Exercise instructions:
Exactly repeat all the records below, omitting the images they hold.

[Dataset items]
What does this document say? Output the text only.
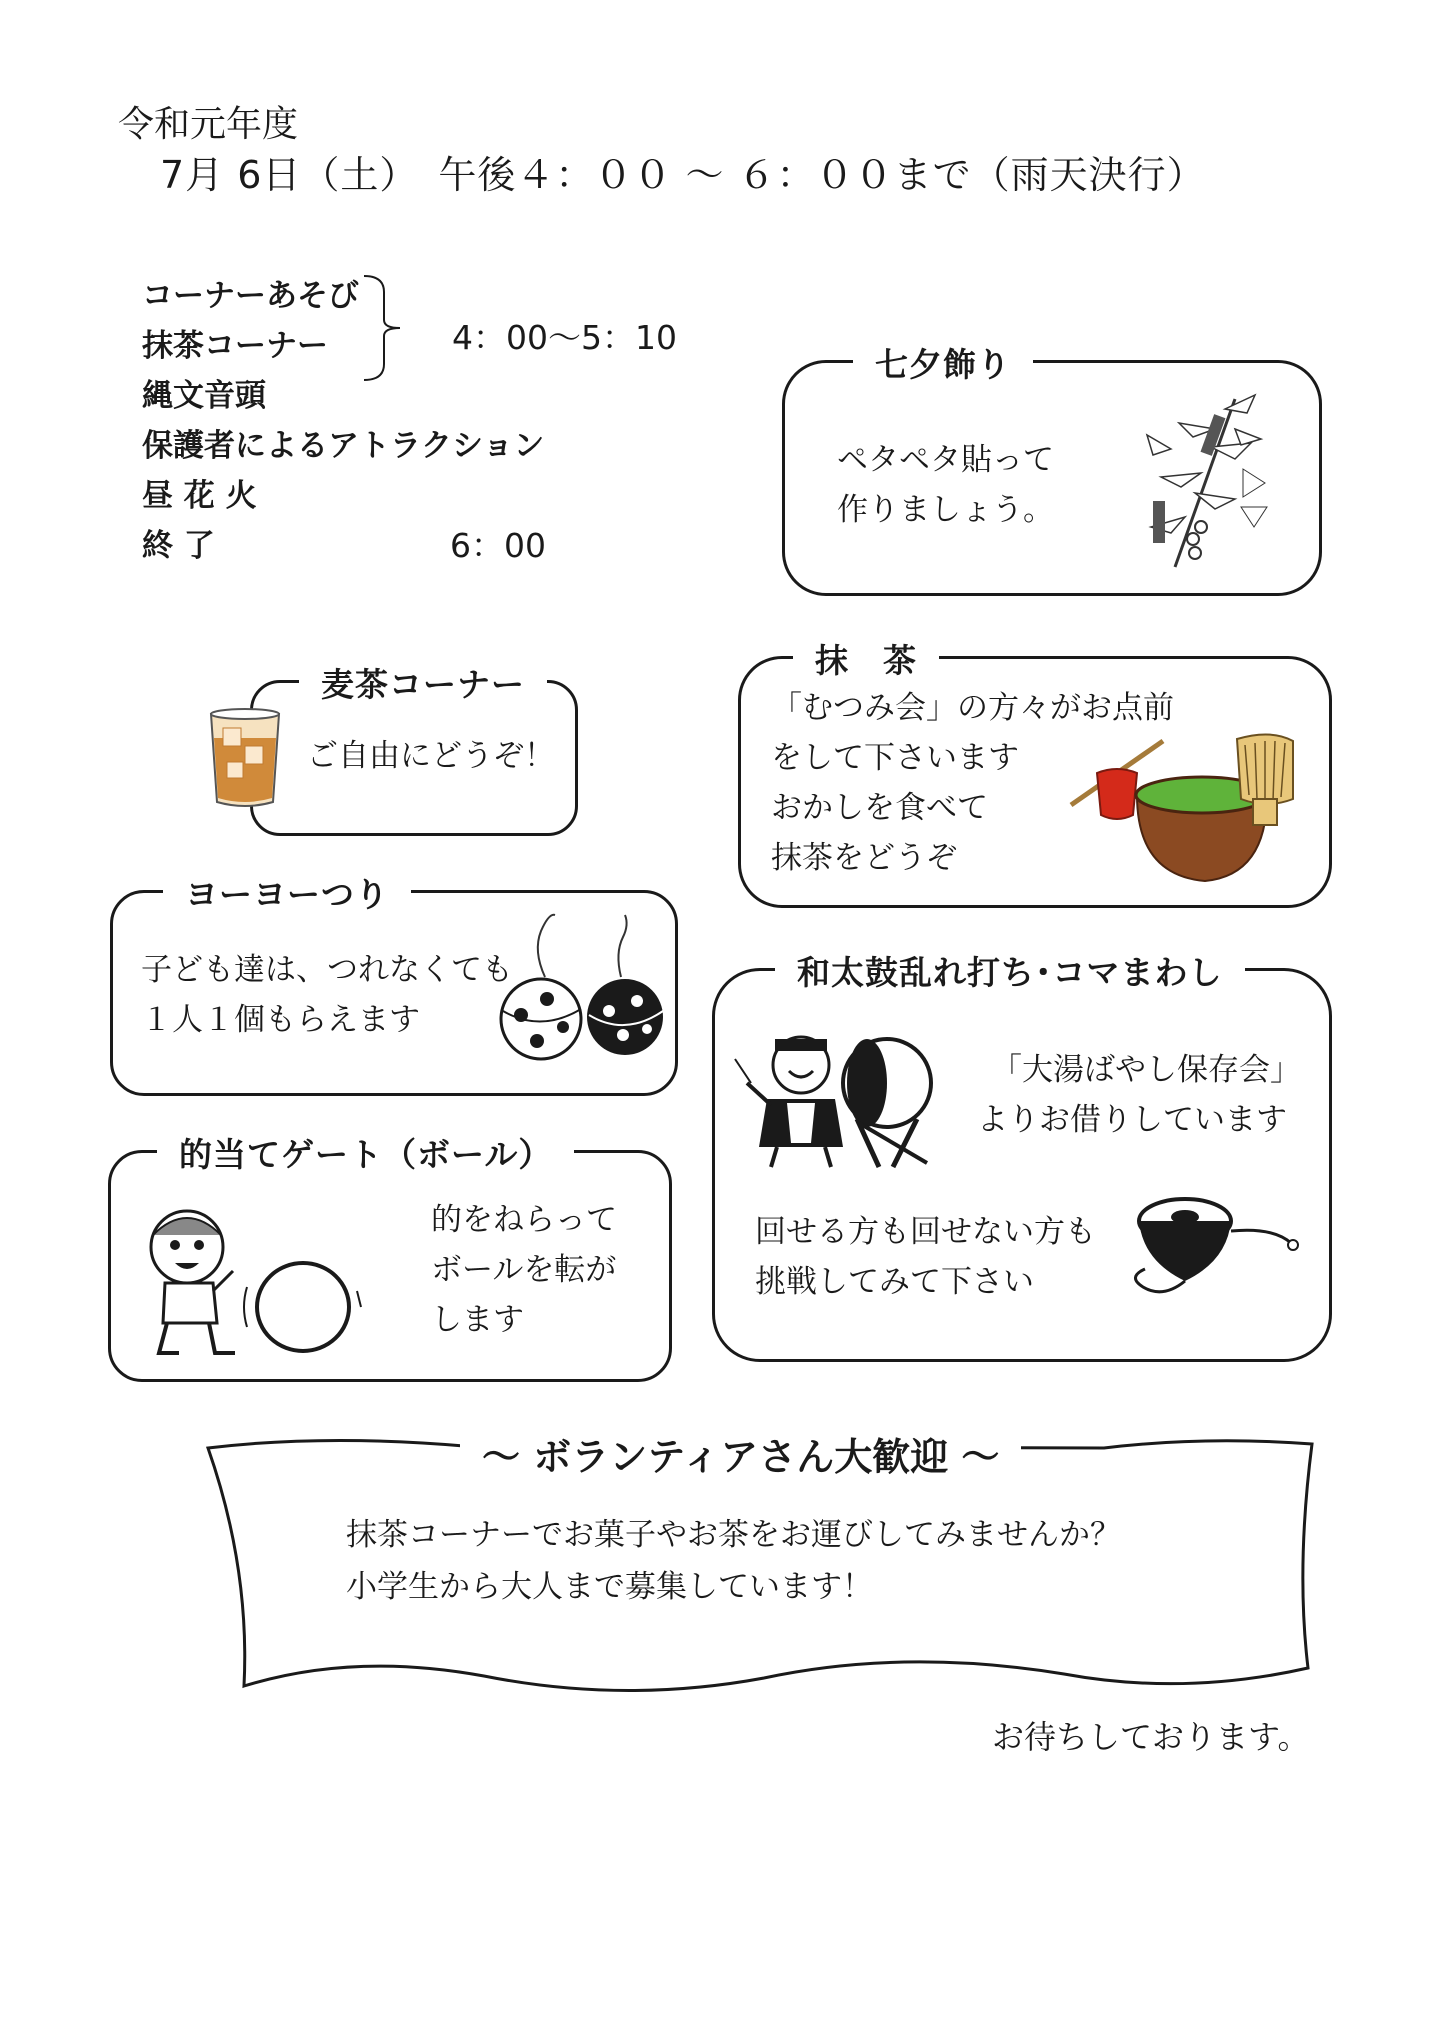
令和元年度
7月 6日（土）　午後４：００ ～ ６：００まで（雨天決行）
コーナーあそび
抹茶コーナー
縄文音頭
保護者によるアトラクション
昼 花 火
終 了
4：00～5：10
6：00
七夕飾り
ペタペタ貼って
作りましょう。
麦茶コーナー
ご自由にどうぞ！
抹　茶
「むつみ会」の方々がお点前
をして下さいます
おかしを食べて
抹茶をどうぞ
ヨーヨーつり
子ども達は、つれなくても
１人１個もらえます
和太鼓乱れ打ち･コマまわし
「大湯ばやし保存会」
よりお借りしています
回せる方も回せない方も
挑戦してみて下さい
的当てゲート（ボール）
的をねらって
ボールを転が
します
～ ボランティアさん大歓迎 ～
抹茶コーナーでお菓子やお茶をお運びしてみませんか？
小学生から大人まで募集しています！
お待ちしております。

Exercise solution:
What does this document say? Output the text only.
令和元年度
7月 6日（土）　午後４：００ ～ ６：００まで（雨天決行）
コーナーあそび
抹茶コーナー
縄文音頭
保護者によるアトラクション
昼 花 火
終 了
4：00～5：10
6：00
七夕飾り
ペタペタ貼って
作りましょう。
麦茶コーナー
ご自由にどうぞ！
抹　茶
「むつみ会」の方々がお点前
をして下さいます
おかしを食べて
抹茶をどうぞ
ヨーヨーつり
子ども達は、つれなくても
１人１個もらえます
和太鼓乱れ打ち･コマまわし
「大湯ばやし保存会」
よりお借りしています
回せる方も回せない方も
挑戦してみて下さい
的当てゲート（ボール）
的をねらって
ボールを転が
します
～ ボランティアさん大歓迎 ～
抹茶コーナーでお菓子やお茶をお運びしてみませんか？
小学生から大人まで募集しています！
お待ちしております。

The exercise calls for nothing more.